> Esplora il materiale
A) Indica se queste affermazioni concordano con l'articolo sulla bomba anti-bunker, rispondendo sì o no e citando le parole decisive: (i) la bomba pesa circa 16 tonnellate; (ii) entrambi i deputati promotori sono democratici; (iii) la mozione è già stata presentata al Congresso.
B) Scrivi il seguito dell'articolo sulla bomba anti-bunker, cominciando dopo la sua ultima frase.

> Passo citato

Josh Gottheimer ha proposto che gli usa diano a Israele la bomba antibunker

Gli USA potrebbero fornire a Israele speciali bombe anti-bunker

di Nathan Greppi
Due deputati americani del Congresso, il democratico del New Jersey Josh Gottheimer (nella foto) e il repubblicano della Florida Brian Mast, hanno intenzione di far passare in settimana una mozione per consentire al governo USA di fornire a Israele quella che viene considerata la più potente arma non nucleare dell’esercito americano. Come spiega il sito Jewish Insider, si tratta del Massive Ordnance Penetrator (MOP), una bomba di circa 16 tonnellate capace di distruggere basi sotterranee dislocate a grande profondità.

L’obiettivo, stando alle dichiarazioni dei due promotori, è quello di permettere a Israele di colpire le centrali nucleari iraniane nascoste sottoterra e protette da bunker, qualora Teheran facesse passi avanti nel suo piano di armamento atomico. “L’Iran e i terroristi suoi tirapiedi sparsi per la regione,” ha spiegato Gottheimer, “non dovranno mai essere in grado di minacciare gli Stati Uniti o Israele con un arma nucleare.”

La mozione, che è ancora in fase di stesura e la cui presentazione è prevista per venerdì, prevede che il Dipartimento della Difesa americano discuta con i suoi omologhi israeliani per esporre al Congresso le capacità di deterrenza dello Stato Ebraico, nonché a spiegare gli eventuali benefici che gli americani potranno trarre da questa fornitura.

> Dati da esaminare
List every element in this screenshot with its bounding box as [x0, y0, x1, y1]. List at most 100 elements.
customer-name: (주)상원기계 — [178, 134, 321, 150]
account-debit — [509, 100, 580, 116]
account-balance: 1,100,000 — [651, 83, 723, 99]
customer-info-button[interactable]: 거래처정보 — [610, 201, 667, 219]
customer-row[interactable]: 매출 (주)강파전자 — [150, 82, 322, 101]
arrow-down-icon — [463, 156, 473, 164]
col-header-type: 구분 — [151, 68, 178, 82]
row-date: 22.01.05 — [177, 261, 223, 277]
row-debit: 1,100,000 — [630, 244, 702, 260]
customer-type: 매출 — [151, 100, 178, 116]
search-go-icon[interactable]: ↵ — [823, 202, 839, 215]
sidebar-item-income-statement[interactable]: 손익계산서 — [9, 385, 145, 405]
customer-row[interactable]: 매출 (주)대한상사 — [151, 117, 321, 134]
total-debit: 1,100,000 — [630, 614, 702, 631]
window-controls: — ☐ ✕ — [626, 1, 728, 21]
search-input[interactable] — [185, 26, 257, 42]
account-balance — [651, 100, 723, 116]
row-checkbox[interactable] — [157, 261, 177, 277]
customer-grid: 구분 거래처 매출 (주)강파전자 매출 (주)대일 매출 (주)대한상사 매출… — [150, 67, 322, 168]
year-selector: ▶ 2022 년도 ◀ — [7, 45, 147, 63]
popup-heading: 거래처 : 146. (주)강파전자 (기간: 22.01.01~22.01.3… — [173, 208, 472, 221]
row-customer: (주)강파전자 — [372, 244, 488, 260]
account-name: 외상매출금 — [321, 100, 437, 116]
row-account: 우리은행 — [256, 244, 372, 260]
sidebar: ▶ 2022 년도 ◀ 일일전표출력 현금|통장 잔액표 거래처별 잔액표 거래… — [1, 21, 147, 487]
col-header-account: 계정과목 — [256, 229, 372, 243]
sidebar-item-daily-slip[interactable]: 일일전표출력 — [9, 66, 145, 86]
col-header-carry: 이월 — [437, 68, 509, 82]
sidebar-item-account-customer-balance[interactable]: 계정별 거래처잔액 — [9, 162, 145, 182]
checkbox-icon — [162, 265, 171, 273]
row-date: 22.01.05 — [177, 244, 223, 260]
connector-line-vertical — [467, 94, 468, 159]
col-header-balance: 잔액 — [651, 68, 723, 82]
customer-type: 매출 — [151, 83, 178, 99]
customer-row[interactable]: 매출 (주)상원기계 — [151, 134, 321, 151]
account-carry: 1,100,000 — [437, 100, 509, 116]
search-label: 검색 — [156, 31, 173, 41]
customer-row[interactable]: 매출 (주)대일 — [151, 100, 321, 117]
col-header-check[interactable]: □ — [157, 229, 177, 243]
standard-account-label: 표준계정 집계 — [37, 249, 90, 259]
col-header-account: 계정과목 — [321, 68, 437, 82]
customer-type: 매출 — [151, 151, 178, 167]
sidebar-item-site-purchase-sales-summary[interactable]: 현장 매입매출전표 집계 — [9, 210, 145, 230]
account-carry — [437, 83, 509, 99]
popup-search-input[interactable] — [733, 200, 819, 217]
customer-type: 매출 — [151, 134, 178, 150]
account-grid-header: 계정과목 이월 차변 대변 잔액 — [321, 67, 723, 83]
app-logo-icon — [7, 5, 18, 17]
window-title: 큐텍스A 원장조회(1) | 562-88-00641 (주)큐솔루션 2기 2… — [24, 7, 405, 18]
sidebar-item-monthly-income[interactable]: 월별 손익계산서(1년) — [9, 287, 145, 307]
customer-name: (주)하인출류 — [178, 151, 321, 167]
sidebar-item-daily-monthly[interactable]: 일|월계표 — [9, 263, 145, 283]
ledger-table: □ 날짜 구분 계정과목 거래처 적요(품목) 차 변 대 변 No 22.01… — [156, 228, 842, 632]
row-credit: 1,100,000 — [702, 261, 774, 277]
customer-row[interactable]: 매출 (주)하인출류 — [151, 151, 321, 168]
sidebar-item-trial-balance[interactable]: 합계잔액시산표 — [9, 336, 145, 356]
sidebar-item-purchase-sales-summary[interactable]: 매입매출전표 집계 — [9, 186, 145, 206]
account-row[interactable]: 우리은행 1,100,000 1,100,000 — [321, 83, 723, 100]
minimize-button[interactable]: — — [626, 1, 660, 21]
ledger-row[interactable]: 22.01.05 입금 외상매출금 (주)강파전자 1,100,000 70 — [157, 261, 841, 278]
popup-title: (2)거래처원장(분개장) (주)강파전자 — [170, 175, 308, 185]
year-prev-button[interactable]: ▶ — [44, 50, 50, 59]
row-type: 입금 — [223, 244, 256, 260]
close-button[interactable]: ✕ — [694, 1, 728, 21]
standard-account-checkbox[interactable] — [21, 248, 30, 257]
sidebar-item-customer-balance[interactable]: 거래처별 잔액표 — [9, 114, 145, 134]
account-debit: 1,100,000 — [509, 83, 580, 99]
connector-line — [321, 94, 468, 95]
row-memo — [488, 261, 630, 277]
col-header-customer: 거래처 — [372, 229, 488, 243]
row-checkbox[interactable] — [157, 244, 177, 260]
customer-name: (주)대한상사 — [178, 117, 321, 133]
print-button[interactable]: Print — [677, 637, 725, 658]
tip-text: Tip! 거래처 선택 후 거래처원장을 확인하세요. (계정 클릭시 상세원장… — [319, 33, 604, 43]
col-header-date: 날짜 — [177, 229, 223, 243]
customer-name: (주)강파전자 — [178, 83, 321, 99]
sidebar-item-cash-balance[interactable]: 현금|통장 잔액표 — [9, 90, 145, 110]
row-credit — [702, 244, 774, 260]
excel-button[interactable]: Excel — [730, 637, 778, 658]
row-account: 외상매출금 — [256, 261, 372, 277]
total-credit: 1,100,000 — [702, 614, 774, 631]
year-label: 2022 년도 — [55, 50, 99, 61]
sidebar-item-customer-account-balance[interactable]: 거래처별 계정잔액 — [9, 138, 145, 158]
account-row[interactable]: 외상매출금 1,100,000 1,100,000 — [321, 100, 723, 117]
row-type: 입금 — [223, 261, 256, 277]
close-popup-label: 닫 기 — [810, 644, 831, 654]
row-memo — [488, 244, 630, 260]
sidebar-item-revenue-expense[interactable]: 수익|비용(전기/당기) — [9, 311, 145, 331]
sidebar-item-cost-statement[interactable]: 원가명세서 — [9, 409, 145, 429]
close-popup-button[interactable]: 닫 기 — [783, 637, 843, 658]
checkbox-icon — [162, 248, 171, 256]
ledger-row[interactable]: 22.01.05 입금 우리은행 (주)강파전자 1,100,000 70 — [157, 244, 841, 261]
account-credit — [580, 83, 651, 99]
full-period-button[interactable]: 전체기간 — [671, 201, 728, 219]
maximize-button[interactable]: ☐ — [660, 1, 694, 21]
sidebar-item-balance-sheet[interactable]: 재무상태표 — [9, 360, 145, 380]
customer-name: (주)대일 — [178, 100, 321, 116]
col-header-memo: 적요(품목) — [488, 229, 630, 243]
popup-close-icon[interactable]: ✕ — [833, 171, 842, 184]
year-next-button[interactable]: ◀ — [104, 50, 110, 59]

> Risultati per compito
A)
(i) Sì: «una bomba di circa 16 tonnellate».
(ii) No: «il repubblicano della Florida Brian Mast».
(iii) No: «è ancora in fase di stesura e la cui presentazione è prevista per venerdì».

B)
Questa decisione avviene anche in seguito a un acceso dibattito sulla possibilità, per gli Stati Uniti, di fornire agli Emirati Arabi Uniti dei caccia F-35, quando finora poteva fornirli solo a Israele in Medio Oriente. Finora avere l’esclusiva di tali caccia ha permesso agli israeliani di avere un primato militare sui paesi vicini, in base alla ben nota politica USA di dare a Israele il “qualitative military edge”, ossia la supremazia militare nella regione: essa potrebbe essere conservata se, in cambio del permesso esplicito o tacito di fornire gli F-35 anche ad altri stati dell’area del Golfo minacciati anch’essi dell’Iran, Israele potesse dotarsi della bomba MOP. Da notare che Gottheimer parla anche di Hezbollah, in quanto proxy dell’Iran: l’uso della MOP in caso di improvvisi scoppi di ostilità con Hezbollah, permetterebbe a Israele di dare un decisivo colpo alle strutture sotterranee dei loro centri di comando e controllo militare, fondamentali in una guerra del genere dove Hezbollah ha un arsenale di decine di migliaia di missili puntate contro lo stato ebraico.

Gottheimer, di origini ebraiche, già nel 2016 aveva preso posizione contro gli accordi con l’Iran per il nucleare, oltre a difendere Israele attaccando apertamente il BDS. Su posizioni simili si è da tempo schierato Mast, un ex-militare esperto di esplosivi che nel gennaio 2015 si è persino unito come volontario nell’IDF, l’esercito israeliano. Pochi anni prima aveva perso entrambe le gambe in Afghanistan, venendo congedato dall’esercito americano, e quando si è arruolato nell’IDF camminava con due protesi.